Records excerpted from a collection
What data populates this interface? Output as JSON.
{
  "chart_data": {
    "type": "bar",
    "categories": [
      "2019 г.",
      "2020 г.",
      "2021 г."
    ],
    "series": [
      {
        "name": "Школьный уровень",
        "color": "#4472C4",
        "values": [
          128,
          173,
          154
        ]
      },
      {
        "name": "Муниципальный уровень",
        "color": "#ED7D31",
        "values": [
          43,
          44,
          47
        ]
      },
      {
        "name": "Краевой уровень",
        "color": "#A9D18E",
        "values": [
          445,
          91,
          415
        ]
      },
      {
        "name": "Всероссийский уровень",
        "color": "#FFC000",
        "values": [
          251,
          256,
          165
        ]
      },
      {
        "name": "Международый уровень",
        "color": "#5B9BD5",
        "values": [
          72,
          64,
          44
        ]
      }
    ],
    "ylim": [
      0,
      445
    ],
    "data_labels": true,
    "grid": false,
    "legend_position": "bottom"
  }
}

DIRECTIVE
List all lines in the material containing the string "color".

EXERCISE RESPONSE
        "color": "#4472C4",
        "color": "#ED7D31",
        "color": "#A9D18E",
        "color": "#FFC000",
        "color": "#5B9BD5",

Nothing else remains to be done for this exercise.